Dataset rows about figures
• • • • •
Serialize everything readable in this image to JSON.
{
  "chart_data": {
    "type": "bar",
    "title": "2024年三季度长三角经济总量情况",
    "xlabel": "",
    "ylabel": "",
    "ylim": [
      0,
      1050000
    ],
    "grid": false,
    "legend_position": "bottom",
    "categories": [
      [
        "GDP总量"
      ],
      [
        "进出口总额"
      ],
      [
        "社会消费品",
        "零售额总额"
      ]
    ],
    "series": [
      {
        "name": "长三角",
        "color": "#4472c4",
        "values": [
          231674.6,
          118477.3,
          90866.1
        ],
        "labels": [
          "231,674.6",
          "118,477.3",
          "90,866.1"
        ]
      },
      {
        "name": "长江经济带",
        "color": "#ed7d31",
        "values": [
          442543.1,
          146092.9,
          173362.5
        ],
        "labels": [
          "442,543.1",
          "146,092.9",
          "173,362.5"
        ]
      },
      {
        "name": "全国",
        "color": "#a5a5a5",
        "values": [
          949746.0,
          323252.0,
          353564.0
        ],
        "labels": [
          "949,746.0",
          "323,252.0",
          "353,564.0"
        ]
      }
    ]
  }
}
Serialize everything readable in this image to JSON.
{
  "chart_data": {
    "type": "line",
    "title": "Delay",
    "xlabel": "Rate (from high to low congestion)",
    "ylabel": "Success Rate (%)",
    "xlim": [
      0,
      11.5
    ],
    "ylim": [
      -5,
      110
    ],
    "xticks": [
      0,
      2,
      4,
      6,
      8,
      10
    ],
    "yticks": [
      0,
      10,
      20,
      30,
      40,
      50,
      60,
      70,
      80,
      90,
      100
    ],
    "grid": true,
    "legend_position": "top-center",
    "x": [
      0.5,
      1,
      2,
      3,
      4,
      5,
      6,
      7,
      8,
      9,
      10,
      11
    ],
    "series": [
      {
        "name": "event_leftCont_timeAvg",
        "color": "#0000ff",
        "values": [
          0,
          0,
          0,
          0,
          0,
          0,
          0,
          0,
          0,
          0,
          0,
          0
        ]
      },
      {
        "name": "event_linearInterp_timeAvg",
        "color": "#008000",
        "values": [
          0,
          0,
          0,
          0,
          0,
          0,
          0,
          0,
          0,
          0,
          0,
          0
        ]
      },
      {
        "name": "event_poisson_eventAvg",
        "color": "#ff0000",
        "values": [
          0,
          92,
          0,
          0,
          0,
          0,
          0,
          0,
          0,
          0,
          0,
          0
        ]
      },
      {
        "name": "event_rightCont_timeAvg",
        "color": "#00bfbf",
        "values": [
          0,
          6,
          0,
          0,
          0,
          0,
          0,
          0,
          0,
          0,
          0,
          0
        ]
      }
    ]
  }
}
• • • • •
Set task: Each line in the material above must be retyped without alteration.

Task result:
Serialize everything readable in this image to JSON.
{
  "chart_data": {
    "type": "bar",
    "title": "2024年三季度长三角经济总量情况",
    "xlabel": "",
    "ylabel": "",
    "ylim": [
      0,
      1050000
    ],
    "grid": false,
    "legend_position": "bottom",
    "categories": [
      [
        "GDP总量"
      ],
      [
        "进出口总额"
      ],
      [
        "社会消费品",
        "零售额总额"
      ]
    ],
    "series": [
      {
        "name": "长三角",
        "color": "#4472c4",
        "values": [
          231674.6,
          118477.3,
          90866.1
        ],
        "labels": [
          "231,674.6",
          "118,477.3",
          "90,866.1"
        ]
      },
      {
        "name": "长江经济带",
        "color": "#ed7d31",
        "values": [
          442543.1,
          146092.9,
          173362.5
        ],
        "labels": [
          "442,543.1",
          "146,092.9",
          "173,362.5"
        ]
      },
      {
        "name": "全国",
        "color": "#a5a5a5",
        "values": [
          949746.0,
          323252.0,
          353564.0
        ],
        "labels": [
          "949,746.0",
          "323,252.0",
          "353,564.0"
        ]
      }
    ]
  }
}
Serialize everything readable in this image to JSON.
{
  "chart_data": {
    "type": "line",
    "title": "Delay",
    "xlabel": "Rate (from high to low congestion)",
    "ylabel": "Success Rate (%)",
    "xlim": [
      0,
      11.5
    ],
    "ylim": [
      -5,
      110
    ],
    "xticks": [
      0,
      2,
      4,
      6,
      8,
      10
    ],
    "yticks": [
      0,
      10,
      20,
      30,
      40,
      50,
      60,
      70,
      80,
      90,
      100
    ],
    "grid": true,
    "legend_position": "top-center",
    "x": [
      0.5,
      1,
      2,
      3,
      4,
      5,
      6,
      7,
      8,
      9,
      10,
      11
    ],
    "series": [
      {
        "name": "event_leftCont_timeAvg",
        "color": "#0000ff",
        "values": [
          0,
          0,
          0,
          0,
          0,
          0,
          0,
          0,
          0,
          0,
          0,
          0
        ]
      },
      {
        "name": "event_linearInterp_timeAvg",
        "color": "#008000",
        "values": [
          0,
          0,
          0,
          0,
          0,
          0,
          0,
          0,
          0,
          0,
          0,
          0
        ]
      },
      {
        "name": "event_poisson_eventAvg",
        "color": "#ff0000",
        "values": [
          0,
          92,
          0,
          0,
          0,
          0,
          0,
          0,
          0,
          0,
          0,
          0
        ]
      },
      {
        "name": "event_rightCont_timeAvg",
        "color": "#00bfbf",
        "values": [
          0,
          6,
          0,
          0,
          0,
          0,
          0,
          0,
          0,
          0,
          0,
          0
        ]
      }
    ]
  }
}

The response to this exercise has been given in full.